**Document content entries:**
━━━━━━

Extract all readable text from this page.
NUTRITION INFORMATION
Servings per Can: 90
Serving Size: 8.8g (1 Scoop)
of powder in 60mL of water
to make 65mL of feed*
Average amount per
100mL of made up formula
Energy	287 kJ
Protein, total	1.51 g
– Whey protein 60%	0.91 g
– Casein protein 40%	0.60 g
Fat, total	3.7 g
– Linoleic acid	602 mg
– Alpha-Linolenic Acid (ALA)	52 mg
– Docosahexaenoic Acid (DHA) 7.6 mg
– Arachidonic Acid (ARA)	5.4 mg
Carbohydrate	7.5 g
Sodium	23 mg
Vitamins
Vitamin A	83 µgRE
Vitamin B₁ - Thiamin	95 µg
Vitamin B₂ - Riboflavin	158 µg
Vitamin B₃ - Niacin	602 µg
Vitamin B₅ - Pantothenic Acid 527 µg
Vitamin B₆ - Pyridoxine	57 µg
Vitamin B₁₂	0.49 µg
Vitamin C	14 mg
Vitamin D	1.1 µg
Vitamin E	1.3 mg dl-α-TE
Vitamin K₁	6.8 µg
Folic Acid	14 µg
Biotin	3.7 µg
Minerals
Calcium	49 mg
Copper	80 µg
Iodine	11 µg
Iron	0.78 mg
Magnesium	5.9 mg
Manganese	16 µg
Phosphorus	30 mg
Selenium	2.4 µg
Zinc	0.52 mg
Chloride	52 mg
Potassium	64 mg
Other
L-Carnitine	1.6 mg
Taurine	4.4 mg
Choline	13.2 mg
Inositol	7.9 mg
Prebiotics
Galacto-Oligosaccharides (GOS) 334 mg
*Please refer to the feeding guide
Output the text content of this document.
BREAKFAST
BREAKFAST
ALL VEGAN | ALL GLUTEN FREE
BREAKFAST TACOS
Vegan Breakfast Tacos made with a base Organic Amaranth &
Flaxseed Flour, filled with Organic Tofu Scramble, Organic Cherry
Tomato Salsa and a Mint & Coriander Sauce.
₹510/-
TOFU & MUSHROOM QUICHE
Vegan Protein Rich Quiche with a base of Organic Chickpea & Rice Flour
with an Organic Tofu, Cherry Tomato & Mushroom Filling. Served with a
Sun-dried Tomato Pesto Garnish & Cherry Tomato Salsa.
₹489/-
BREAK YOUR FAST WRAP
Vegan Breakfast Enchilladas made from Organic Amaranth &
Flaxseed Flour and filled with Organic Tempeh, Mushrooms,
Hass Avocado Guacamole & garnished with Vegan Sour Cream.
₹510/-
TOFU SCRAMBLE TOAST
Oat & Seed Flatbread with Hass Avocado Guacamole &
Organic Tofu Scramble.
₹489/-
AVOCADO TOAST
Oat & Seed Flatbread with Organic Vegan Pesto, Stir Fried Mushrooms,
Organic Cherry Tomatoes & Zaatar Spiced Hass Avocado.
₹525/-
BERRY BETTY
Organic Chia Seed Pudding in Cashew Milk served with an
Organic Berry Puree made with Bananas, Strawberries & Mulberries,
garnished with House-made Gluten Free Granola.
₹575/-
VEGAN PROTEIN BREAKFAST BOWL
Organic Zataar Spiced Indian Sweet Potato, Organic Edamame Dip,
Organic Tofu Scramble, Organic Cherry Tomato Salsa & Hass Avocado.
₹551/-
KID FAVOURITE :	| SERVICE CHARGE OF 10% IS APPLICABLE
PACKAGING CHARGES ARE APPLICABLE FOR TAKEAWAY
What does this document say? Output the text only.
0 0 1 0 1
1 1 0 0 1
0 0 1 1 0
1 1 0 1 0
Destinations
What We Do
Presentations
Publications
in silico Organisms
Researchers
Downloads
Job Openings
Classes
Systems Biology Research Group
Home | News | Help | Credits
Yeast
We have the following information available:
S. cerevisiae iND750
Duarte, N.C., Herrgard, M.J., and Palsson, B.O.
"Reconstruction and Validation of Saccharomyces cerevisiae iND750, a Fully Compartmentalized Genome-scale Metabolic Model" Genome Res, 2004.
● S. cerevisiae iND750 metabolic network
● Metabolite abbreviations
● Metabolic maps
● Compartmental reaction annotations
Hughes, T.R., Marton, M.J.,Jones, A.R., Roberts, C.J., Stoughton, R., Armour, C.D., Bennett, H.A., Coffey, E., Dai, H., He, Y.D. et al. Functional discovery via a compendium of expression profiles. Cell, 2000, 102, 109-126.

━━━━━━

**Prompt:**
The data, all of it, should be transcribed exactly.

**Reply to the exercise:**
Extract all readable text from this page.
NUTRITION INFORMATION
Servings per Can: 90
Serving Size: 8.8g (1 Scoop)
of powder in 60mL of water
to make 65mL of feed*
Average amount per
100mL of made up formula
Energy	287 kJ
Protein, total	1.51 g
– Whey protein 60%	0.91 g
– Casein protein 40%	0.60 g
Fat, total	3.7 g
– Linoleic acid	602 mg
– Alpha-Linolenic Acid (ALA)	52 mg
– Docosahexaenoic Acid (DHA) 7.6 mg
– Arachidonic Acid (ARA)	5.4 mg
Carbohydrate	7.5 g
Sodium	23 mg
Vitamins
Vitamin A	83 µgRE
Vitamin B₁ - Thiamin	95 µg
Vitamin B₂ - Riboflavin	158 µg
Vitamin B₃ - Niacin	602 µg
Vitamin B₅ - Pantothenic Acid 527 µg
Vitamin B₆ - Pyridoxine	57 µg
Vitamin B₁₂	0.49 µg
Vitamin C	14 mg
Vitamin D	1.1 µg
Vitamin E	1.3 mg dl-α-TE
Vitamin K₁	6.8 µg
Folic Acid	14 µg
Biotin	3.7 µg
Minerals
Calcium	49 mg
Copper	80 µg
Iodine	11 µg
Iron	0.78 mg
Magnesium	5.9 mg
Manganese	16 µg
Phosphorus	30 mg
Selenium	2.4 µg
Zinc	0.52 mg
Chloride	52 mg
Potassium	64 mg
Other
L-Carnitine	1.6 mg
Taurine	4.4 mg
Choline	13.2 mg
Inositol	7.9 mg
Prebiotics
Galacto-Oligosaccharides (GOS) 334 mg
*Please refer to the feeding guide
Output the text content of this document.
BREAKFAST
BREAKFAST
ALL VEGAN | ALL GLUTEN FREE
BREAKFAST TACOS
Vegan Breakfast Tacos made with a base Organic Amaranth &
Flaxseed Flour, filled with Organic Tofu Scramble, Organic Cherry
Tomato Salsa and a Mint & Coriander Sauce.
₹510/-
TOFU & MUSHROOM QUICHE
Vegan Protein Rich Quiche with a base of Organic Chickpea & Rice Flour
with an Organic Tofu, Cherry Tomato & Mushroom Filling. Served with a
Sun-dried Tomato Pesto Garnish & Cherry Tomato Salsa.
₹489/-
BREAK YOUR FAST WRAP
Vegan Breakfast Enchilladas made from Organic Amaranth &
Flaxseed Flour and filled with Organic Tempeh, Mushrooms,
Hass Avocado Guacamole & garnished with Vegan Sour Cream.
₹510/-
TOFU SCRAMBLE TOAST
Oat & Seed Flatbread with Hass Avocado Guacamole &
Organic Tofu Scramble.
₹489/-
AVOCADO TOAST
Oat & Seed Flatbread with Organic Vegan Pesto, Stir Fried Mushrooms,
Organic Cherry Tomatoes & Zaatar Spiced Hass Avocado.
₹525/-
BERRY BETTY
Organic Chia Seed Pudding in Cashew Milk served with an
Organic Berry Puree made with Bananas, Strawberries & Mulberries,
garnished with House-made Gluten Free Granola.
₹575/-
VEGAN PROTEIN BREAKFAST BOWL
Organic Zataar Spiced Indian Sweet Potato, Organic Edamame Dip,
Organic Tofu Scramble, Organic Cherry Tomato Salsa & Hass Avocado.
₹551/-
KID FAVOURITE :	| SERVICE CHARGE OF 10% IS APPLICABLE
PACKAGING CHARGES ARE APPLICABLE FOR TAKEAWAY
What does this document say? Output the text only.
0 0 1 0 1
1 1 0 0 1
0 0 1 1 0
1 1 0 1 0
Destinations
What We Do
Presentations
Publications
in silico Organisms
Researchers
Downloads
Job Openings
Classes
Systems Biology Research Group
Home | News | Help | Credits
Yeast
We have the following information available:
S. cerevisiae iND750
Duarte, N.C., Herrgard, M.J., and Palsson, B.O.
"Reconstruction and Validation of Saccharomyces cerevisiae iND750, a Fully Compartmentalized Genome-scale Metabolic Model" Genome Res, 2004.
● S. cerevisiae iND750 metabolic network
● Metabolite abbreviations
● Metabolic maps
● Compartmental reaction annotations
Hughes, T.R., Marton, M.J.,Jones, A.R., Roberts, C.J., Stoughton, R., Armour, C.D., Bennett, H.A., Coffey, E., Dai, H., He, Y.D. et al. Functional discovery via a compendium of expression profiles. Cell, 2000, 102, 109-126.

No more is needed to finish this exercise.